*** Document ***

//===- HexagonMCCodeEmitter.cpp - Hexagon Target Descriptions -------------===//
//
// Part of the LLVM Project, under the Apache License v2.0 with LLVM Exceptions.
// See https://llvm.org/LICENSE.txt for license information.
// SPDX-License-Identifier: Apache-2.0 WITH LLVM-exception
//
//===----------------------------------------------------------------------===//
#include "MCTargetDesc/HexagonMCCodeEmitter.h"
#include "MCTargetDesc/HexagonBaseInfo.h"
#include "MCTargetDesc/HexagonFixupKinds.h"
#include "MCTargetDesc/HexagonMCExpr.h"
#include "MCTargetDesc/HexagonMCInstrInfo.h"
#include "MCTargetDesc/HexagonMCTargetDesc.h"
#include "llvm/ADT/Statistic.h"
#include "llvm/MC/MCContext.h"
#include "llvm/MC/MCExpr.h"
#include "llvm/MC/MCFixup.h"
#include "llvm/MC/MCInst.h"
#include "llvm/MC/MCInstrDesc.h"
#include "llvm/MC/MCInstrInfo.h"
#include "llvm/MC/MCRegisterInfo.h"
#include "llvm/MC/MCSubtargetInfo.h"
#include "llvm/Support/Casting.h"
#include "llvm/Support/Compiler.h"
#include "llvm/Support/Debug.h"
#include "llvm/Support/Endian.h"
#include "llvm/Support/EndianStream.h"
#include "llvm/Support/ErrorHandling.h"
#include "llvm/Support/raw_ostream.h"

*** Data segment ***

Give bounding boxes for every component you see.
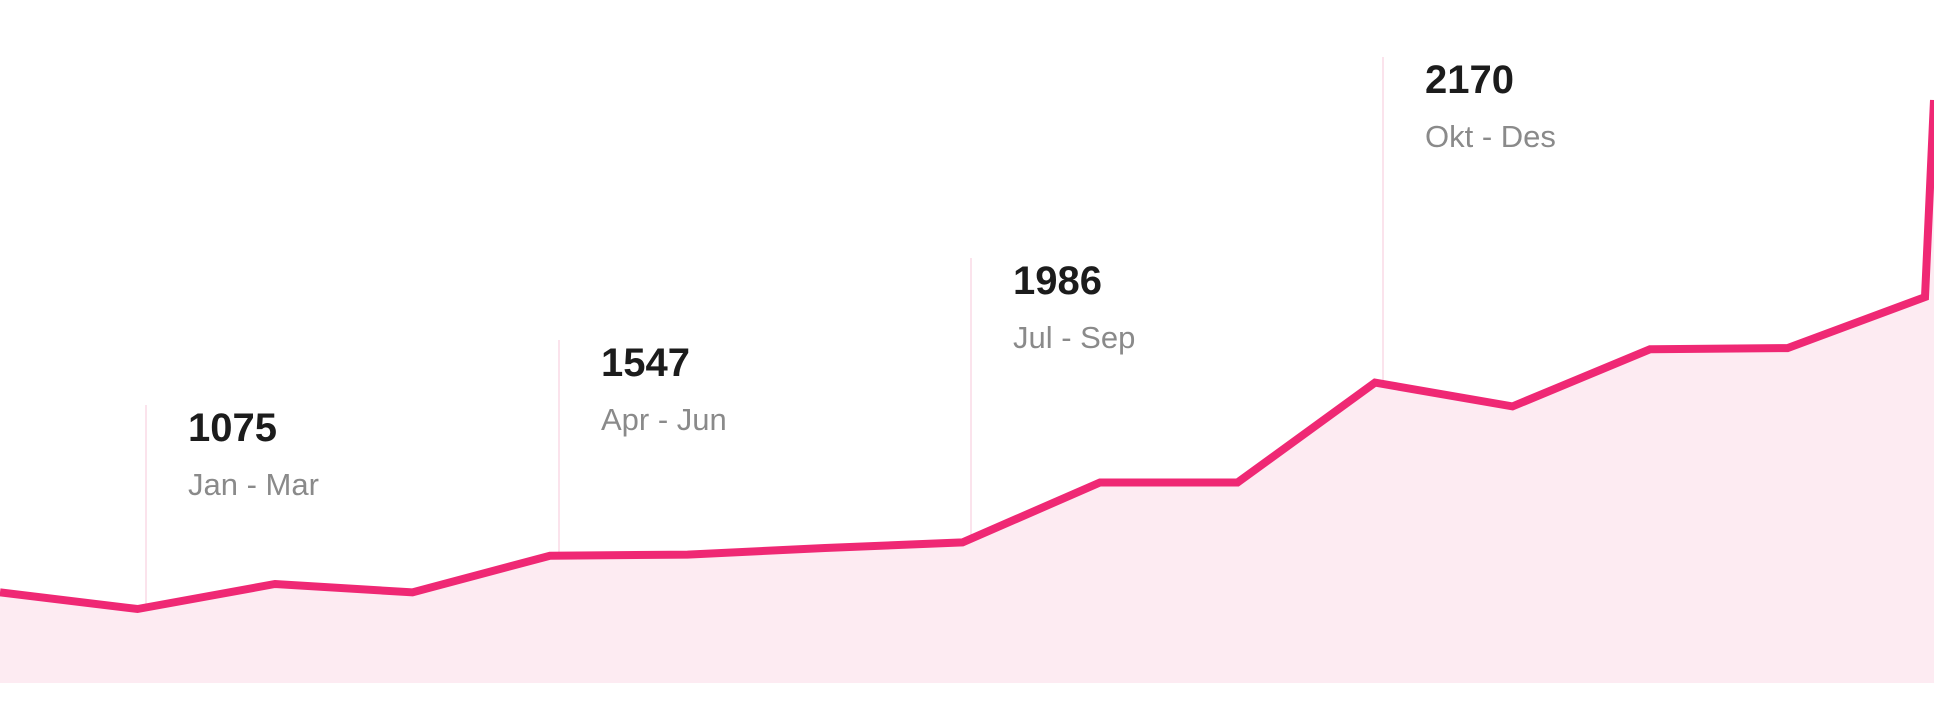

***

Reproduce the Hexagon code emitter source excerpt above in full, with every line unchanged.

Result of the task —
//===- HexagonMCCodeEmitter.cpp - Hexagon Target Descriptions -------------===//
//
// Part of the LLVM Project, under the Apache License v2.0 with LLVM Exceptions.
// See https://llvm.org/LICENSE.txt for license information.
// SPDX-License-Identifier: Apache-2.0 WITH LLVM-exception
//
//===----------------------------------------------------------------------===//
#include "MCTargetDesc/HexagonMCCodeEmitter.h"
#include "MCTargetDesc/HexagonBaseInfo.h"
#include "MCTargetDesc/HexagonFixupKinds.h"
#include "MCTargetDesc/HexagonMCExpr.h"
#include "MCTargetDesc/HexagonMCInstrInfo.h"
#include "MCTargetDesc/HexagonMCTargetDesc.h"
#include "llvm/ADT/Statistic.h"
#include "llvm/MC/MCContext.h"
#include "llvm/MC/MCExpr.h"
#include "llvm/MC/MCFixup.h"
#include "llvm/MC/MCInst.h"
#include "llvm/MC/MCInstrDesc.h"
#include "llvm/MC/MCInstrInfo.h"
#include "llvm/MC/MCRegisterInfo.h"
#include "llvm/MC/MCSubtargetInfo.h"
#include "llvm/Support/Casting.h"
#include "llvm/Support/Compiler.h"
#include "llvm/Support/Debug.h"
#include "llvm/Support/Endian.h"
#include "llvm/Support/EndianStream.h"
#include "llvm/Support/ErrorHandling.h"
#include "llvm/Support/raw_ostream.h"